» Exercise description: Copy out the data below as written; omit any images.

» The data:

----------

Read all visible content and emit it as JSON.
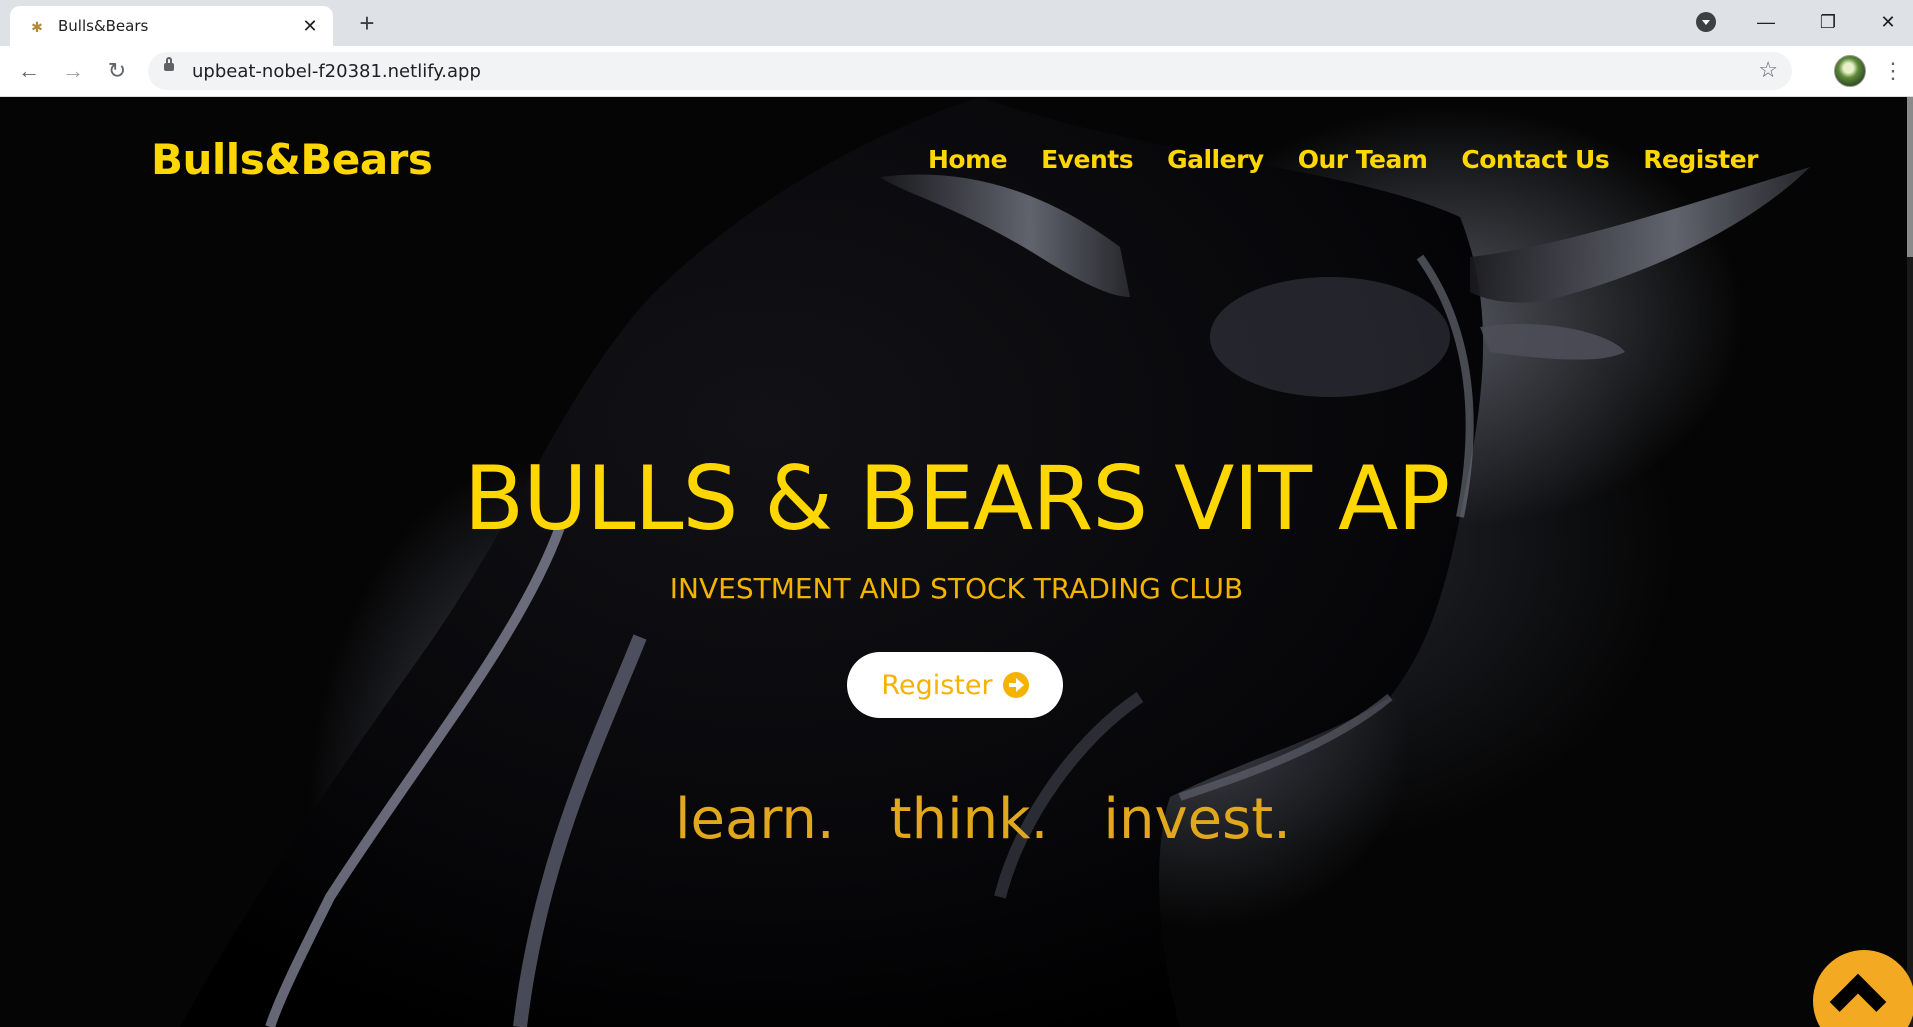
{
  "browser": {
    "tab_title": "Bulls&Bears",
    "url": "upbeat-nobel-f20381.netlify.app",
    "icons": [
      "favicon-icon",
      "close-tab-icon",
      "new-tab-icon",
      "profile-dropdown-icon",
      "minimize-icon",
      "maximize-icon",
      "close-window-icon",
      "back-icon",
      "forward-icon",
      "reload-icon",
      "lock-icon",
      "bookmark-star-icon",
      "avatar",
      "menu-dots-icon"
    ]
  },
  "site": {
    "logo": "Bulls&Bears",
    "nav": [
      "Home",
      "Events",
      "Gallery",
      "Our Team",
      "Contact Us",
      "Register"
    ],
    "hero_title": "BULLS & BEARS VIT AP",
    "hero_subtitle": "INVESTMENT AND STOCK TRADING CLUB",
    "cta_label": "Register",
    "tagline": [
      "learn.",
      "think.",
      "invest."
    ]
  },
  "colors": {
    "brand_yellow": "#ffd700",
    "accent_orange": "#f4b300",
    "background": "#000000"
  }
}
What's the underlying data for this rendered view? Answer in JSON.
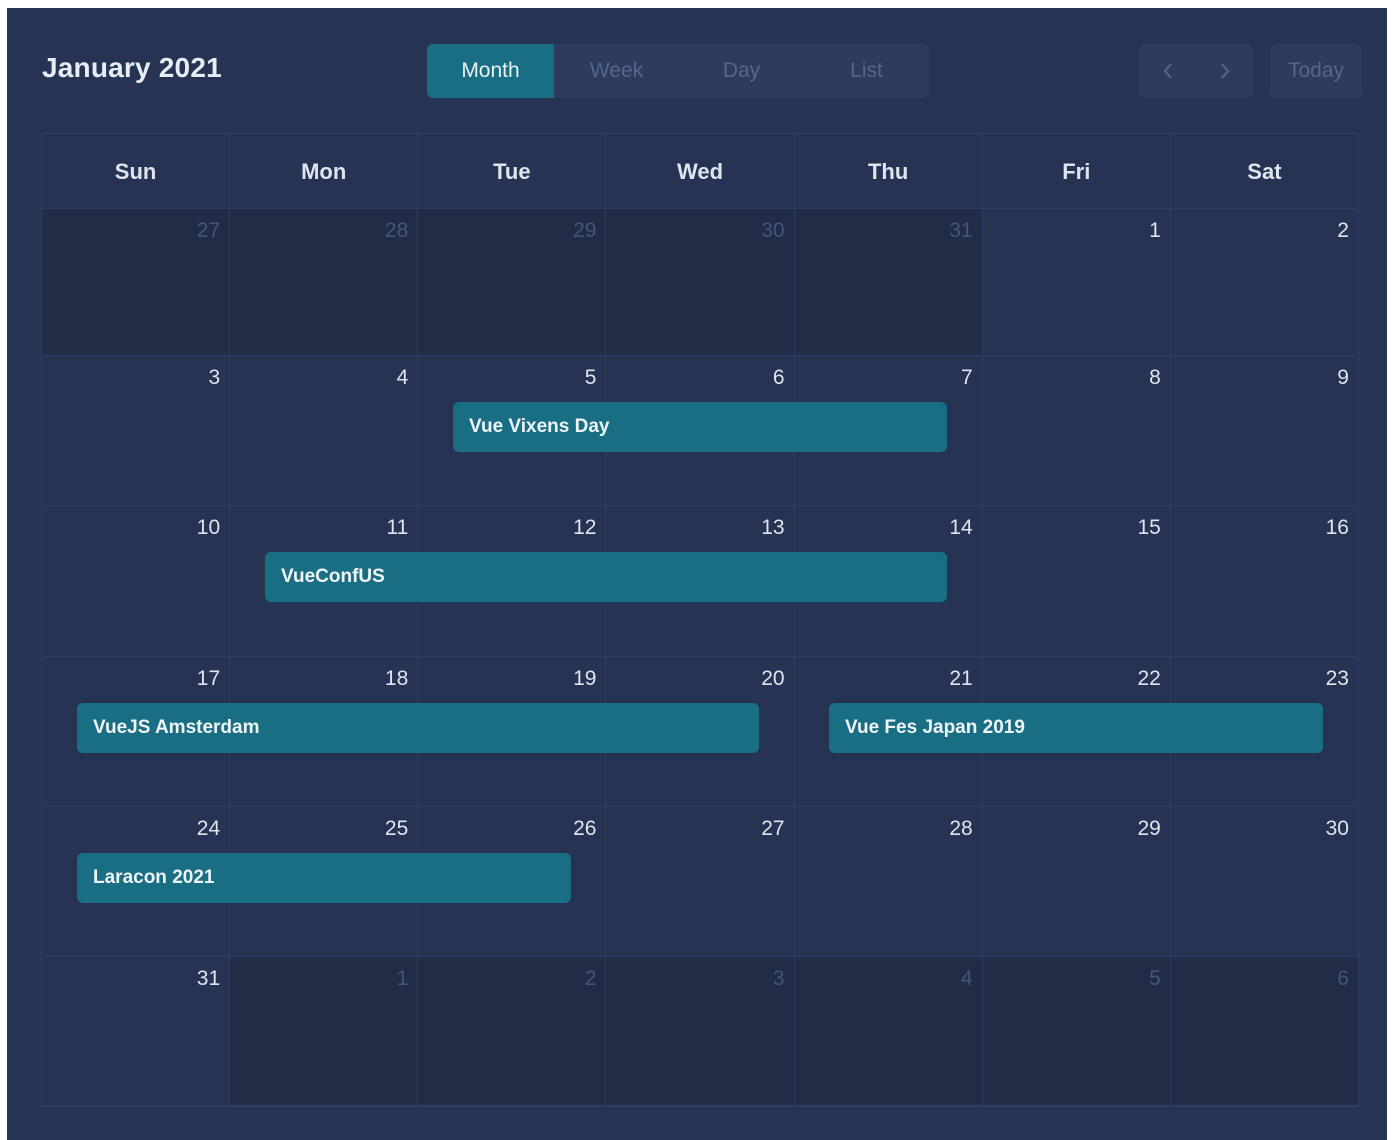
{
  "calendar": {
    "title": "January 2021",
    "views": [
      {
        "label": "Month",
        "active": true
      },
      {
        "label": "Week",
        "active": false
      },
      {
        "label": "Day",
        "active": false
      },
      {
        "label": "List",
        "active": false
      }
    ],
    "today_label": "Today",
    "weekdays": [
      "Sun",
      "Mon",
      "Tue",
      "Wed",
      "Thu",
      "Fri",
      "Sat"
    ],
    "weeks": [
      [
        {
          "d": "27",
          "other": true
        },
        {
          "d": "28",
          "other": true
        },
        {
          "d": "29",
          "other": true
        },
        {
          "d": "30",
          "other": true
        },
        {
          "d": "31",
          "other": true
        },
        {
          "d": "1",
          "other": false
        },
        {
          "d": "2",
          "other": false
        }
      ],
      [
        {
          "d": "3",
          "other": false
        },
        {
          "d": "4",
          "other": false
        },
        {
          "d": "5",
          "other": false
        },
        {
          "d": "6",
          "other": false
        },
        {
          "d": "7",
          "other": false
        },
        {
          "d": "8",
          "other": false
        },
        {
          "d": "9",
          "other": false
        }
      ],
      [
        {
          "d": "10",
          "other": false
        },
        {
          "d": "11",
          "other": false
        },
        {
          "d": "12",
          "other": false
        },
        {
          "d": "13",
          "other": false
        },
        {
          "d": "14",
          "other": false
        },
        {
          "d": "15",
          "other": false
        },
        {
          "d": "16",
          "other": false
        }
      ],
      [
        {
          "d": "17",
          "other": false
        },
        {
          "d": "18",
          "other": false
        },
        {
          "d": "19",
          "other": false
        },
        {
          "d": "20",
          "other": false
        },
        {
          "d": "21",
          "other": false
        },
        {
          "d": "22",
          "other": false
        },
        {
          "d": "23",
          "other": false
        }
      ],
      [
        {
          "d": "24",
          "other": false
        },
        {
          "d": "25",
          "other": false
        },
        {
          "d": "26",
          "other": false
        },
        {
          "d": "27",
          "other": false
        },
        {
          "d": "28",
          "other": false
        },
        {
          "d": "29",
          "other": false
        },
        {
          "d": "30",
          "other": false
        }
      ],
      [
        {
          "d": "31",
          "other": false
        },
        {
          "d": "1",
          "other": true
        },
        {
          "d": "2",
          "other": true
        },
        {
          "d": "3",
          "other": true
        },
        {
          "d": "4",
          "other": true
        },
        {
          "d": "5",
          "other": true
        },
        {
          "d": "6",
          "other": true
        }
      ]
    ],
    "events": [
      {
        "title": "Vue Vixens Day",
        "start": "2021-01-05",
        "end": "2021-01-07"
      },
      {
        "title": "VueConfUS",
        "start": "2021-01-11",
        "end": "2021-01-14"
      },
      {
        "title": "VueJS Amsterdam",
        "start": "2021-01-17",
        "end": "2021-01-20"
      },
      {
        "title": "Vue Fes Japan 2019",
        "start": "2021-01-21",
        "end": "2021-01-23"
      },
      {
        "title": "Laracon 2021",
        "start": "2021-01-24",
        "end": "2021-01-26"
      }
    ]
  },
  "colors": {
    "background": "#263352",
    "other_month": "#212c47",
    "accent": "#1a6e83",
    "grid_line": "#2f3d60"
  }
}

----------

» Completed task:
Read all visible content and emit it as JSON.
{
  "browser": {
    "tab_title": "Bulls&Bears",
    "url": "upbeat-nobel-f20381.netlify.app",
    "icons": [
      "favicon-icon",
      "close-tab-icon",
      "new-tab-icon",
      "profile-dropdown-icon",
      "minimize-icon",
      "maximize-icon",
      "close-window-icon",
      "back-icon",
      "forward-icon",
      "reload-icon",
      "lock-icon",
      "bookmark-star-icon",
      "avatar",
      "menu-dots-icon"
    ]
  },
  "site": {
    "logo": "Bulls&Bears",
    "nav": [
      "Home",
      "Events",
      "Gallery",
      "Our Team",
      "Contact Us",
      "Register"
    ],
    "hero_title": "BULLS & BEARS VIT AP",
    "hero_subtitle": "INVESTMENT AND STOCK TRADING CLUB",
    "cta_label": "Register",
    "tagline": [
      "learn.",
      "think.",
      "invest."
    ]
  },
  "colors": {
    "brand_yellow": "#ffd700",
    "accent_orange": "#f4b300",
    "background": "#000000"
  }
}
What's the underlying data for this rendered view? Answer in JSON.
{
  "calendar": {
    "title": "January 2021",
    "views": [
      {
        "label": "Month",
        "active": true
      },
      {
        "label": "Week",
        "active": false
      },
      {
        "label": "Day",
        "active": false
      },
      {
        "label": "List",
        "active": false
      }
    ],
    "today_label": "Today",
    "weekdays": [
      "Sun",
      "Mon",
      "Tue",
      "Wed",
      "Thu",
      "Fri",
      "Sat"
    ],
    "weeks": [
      [
        {
          "d": "27",
          "other": true
        },
        {
          "d": "28",
          "other": true
        },
        {
          "d": "29",
          "other": true
        },
        {
          "d": "30",
          "other": true
        },
        {
          "d": "31",
          "other": true
        },
        {
          "d": "1",
          "other": false
        },
        {
          "d": "2",
          "other": false
        }
      ],
      [
        {
          "d": "3",
          "other": false
        },
        {
          "d": "4",
          "other": false
        },
        {
          "d": "5",
          "other": false
        },
        {
          "d": "6",
          "other": false
        },
        {
          "d": "7",
          "other": false
        },
        {
          "d": "8",
          "other": false
        },
        {
          "d": "9",
          "other": false
        }
      ],
      [
        {
          "d": "10",
          "other": false
        },
        {
          "d": "11",
          "other": false
        },
        {
          "d": "12",
          "other": false
        },
        {
          "d": "13",
          "other": false
        },
        {
          "d": "14",
          "other": false
        },
        {
          "d": "15",
          "other": false
        },
        {
          "d": "16",
          "other": false
        }
      ],
      [
        {
          "d": "17",
          "other": false
        },
        {
          "d": "18",
          "other": false
        },
        {
          "d": "19",
          "other": false
        },
        {
          "d": "20",
          "other": false
        },
        {
          "d": "21",
          "other": false
        },
        {
          "d": "22",
          "other": false
        },
        {
          "d": "23",
          "other": false
        }
      ],
      [
        {
          "d": "24",
          "other": false
        },
        {
          "d": "25",
          "other": false
        },
        {
          "d": "26",
          "other": false
        },
        {
          "d": "27",
          "other": false
        },
        {
          "d": "28",
          "other": false
        },
        {
          "d": "29",
          "other": false
        },
        {
          "d": "30",
          "other": false
        }
      ],
      [
        {
          "d": "31",
          "other": false
        },
        {
          "d": "1",
          "other": true
        },
        {
          "d": "2",
          "other": true
        },
        {
          "d": "3",
          "other": true
        },
        {
          "d": "4",
          "other": true
        },
        {
          "d": "5",
          "other": true
        },
        {
          "d": "6",
          "other": true
        }
      ]
    ],
    "events": [
      {
        "title": "Vue Vixens Day",
        "start": "2021-01-05",
        "end": "2021-01-07"
      },
      {
        "title": "VueConfUS",
        "start": "2021-01-11",
        "end": "2021-01-14"
      },
      {
        "title": "VueJS Amsterdam",
        "start": "2021-01-17",
        "end": "2021-01-20"
      },
      {
        "title": "Vue Fes Japan 2019",
        "start": "2021-01-21",
        "end": "2021-01-23"
      },
      {
        "title": "Laracon 2021",
        "start": "2021-01-24",
        "end": "2021-01-26"
      }
    ]
  },
  "colors": {
    "background": "#263352",
    "other_month": "#212c47",
    "accent": "#1a6e83",
    "grid_line": "#2f3d60"
  }
}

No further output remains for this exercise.